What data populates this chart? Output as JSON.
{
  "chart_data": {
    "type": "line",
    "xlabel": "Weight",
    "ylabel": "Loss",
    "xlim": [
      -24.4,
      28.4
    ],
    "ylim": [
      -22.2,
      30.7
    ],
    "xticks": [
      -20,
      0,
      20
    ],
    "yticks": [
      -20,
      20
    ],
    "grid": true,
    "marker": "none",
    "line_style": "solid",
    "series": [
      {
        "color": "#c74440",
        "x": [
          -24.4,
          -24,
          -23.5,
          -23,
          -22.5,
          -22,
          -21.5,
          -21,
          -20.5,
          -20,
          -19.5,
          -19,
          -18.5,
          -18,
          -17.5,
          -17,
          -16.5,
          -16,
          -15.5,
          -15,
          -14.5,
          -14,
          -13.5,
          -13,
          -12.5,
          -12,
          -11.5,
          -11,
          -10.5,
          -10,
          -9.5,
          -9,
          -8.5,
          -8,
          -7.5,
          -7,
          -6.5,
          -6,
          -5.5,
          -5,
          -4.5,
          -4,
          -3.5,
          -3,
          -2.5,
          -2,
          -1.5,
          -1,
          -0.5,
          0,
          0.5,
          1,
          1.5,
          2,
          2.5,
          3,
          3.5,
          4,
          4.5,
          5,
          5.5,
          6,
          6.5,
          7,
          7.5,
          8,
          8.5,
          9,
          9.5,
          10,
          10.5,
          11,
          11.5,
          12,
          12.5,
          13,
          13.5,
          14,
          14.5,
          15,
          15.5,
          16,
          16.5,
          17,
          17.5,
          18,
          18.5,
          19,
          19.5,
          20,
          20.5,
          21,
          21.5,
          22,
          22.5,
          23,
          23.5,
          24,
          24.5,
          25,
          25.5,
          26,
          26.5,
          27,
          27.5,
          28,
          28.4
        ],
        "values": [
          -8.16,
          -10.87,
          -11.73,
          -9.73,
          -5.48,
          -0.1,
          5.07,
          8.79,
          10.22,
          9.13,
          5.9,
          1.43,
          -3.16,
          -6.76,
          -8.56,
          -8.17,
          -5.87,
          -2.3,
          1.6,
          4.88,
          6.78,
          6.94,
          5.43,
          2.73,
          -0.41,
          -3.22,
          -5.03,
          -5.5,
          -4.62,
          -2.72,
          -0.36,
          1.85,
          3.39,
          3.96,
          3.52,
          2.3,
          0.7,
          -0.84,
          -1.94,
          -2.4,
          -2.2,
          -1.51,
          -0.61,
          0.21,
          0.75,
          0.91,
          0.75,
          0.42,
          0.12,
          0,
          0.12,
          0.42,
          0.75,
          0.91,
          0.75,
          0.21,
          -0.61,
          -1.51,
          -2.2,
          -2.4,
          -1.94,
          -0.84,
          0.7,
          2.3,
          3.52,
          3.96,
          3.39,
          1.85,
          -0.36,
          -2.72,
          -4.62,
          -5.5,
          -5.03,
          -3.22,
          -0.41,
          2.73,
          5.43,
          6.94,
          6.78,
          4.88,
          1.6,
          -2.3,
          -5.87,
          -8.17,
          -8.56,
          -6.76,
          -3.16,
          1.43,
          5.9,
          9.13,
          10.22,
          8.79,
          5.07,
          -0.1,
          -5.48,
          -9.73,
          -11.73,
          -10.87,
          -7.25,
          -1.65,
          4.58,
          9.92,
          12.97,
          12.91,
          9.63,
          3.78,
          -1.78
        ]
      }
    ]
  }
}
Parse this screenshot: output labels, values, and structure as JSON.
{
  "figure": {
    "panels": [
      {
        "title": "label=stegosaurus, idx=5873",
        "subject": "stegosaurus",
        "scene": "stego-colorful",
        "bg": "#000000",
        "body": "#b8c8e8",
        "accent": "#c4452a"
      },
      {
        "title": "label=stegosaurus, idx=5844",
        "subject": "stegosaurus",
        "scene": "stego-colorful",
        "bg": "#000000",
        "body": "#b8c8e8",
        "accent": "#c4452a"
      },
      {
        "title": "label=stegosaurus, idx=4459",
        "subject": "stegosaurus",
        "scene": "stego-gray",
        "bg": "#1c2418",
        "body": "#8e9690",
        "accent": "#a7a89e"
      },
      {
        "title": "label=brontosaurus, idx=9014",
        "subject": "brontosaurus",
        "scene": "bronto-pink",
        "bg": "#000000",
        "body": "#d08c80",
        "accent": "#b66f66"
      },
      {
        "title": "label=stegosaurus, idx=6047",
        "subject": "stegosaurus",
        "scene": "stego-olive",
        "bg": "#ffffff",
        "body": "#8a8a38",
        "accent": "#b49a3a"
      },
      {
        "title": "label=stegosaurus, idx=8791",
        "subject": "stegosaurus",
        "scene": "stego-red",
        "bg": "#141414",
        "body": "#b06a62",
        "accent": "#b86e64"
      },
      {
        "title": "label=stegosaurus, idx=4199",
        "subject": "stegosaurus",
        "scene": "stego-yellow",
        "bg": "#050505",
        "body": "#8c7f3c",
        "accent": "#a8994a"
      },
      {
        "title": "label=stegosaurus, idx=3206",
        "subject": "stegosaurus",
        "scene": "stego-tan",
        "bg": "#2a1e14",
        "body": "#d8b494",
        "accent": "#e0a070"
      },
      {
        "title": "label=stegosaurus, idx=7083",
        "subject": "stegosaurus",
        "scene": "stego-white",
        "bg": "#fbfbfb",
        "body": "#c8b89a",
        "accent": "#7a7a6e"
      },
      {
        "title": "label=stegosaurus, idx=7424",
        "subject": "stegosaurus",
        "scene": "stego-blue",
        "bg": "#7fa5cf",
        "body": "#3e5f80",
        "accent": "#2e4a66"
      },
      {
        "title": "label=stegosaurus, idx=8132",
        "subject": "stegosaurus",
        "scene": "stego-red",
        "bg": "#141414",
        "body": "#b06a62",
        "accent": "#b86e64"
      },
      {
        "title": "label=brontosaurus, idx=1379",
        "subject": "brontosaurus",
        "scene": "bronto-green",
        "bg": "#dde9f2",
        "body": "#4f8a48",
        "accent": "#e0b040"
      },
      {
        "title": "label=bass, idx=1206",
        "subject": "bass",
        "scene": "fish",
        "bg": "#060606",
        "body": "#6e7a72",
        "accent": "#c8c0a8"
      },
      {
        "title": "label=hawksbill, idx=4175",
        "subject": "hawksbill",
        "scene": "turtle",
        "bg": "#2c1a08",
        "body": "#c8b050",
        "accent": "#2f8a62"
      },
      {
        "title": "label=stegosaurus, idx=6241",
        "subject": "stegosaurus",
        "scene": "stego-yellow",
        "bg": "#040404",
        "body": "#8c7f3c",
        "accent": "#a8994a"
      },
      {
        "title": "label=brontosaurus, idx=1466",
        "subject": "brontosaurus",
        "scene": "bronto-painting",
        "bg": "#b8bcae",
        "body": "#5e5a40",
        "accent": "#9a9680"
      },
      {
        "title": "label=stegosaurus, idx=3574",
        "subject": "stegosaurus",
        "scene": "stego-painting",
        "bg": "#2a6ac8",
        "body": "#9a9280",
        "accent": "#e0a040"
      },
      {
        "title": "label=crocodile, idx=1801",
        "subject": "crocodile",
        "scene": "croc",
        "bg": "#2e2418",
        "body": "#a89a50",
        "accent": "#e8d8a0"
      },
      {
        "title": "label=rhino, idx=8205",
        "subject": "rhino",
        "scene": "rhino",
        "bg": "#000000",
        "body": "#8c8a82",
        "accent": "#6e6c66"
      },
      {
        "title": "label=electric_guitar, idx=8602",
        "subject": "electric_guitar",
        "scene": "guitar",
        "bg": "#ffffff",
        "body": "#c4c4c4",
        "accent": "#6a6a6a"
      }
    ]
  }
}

*-*-*

> _Exercise aim_
Working from the entries above, return all lines that contain "crocodile".

> _Exercise result_
        "title": "label=crocodile, idx=1801",
        "subject": "crocodile",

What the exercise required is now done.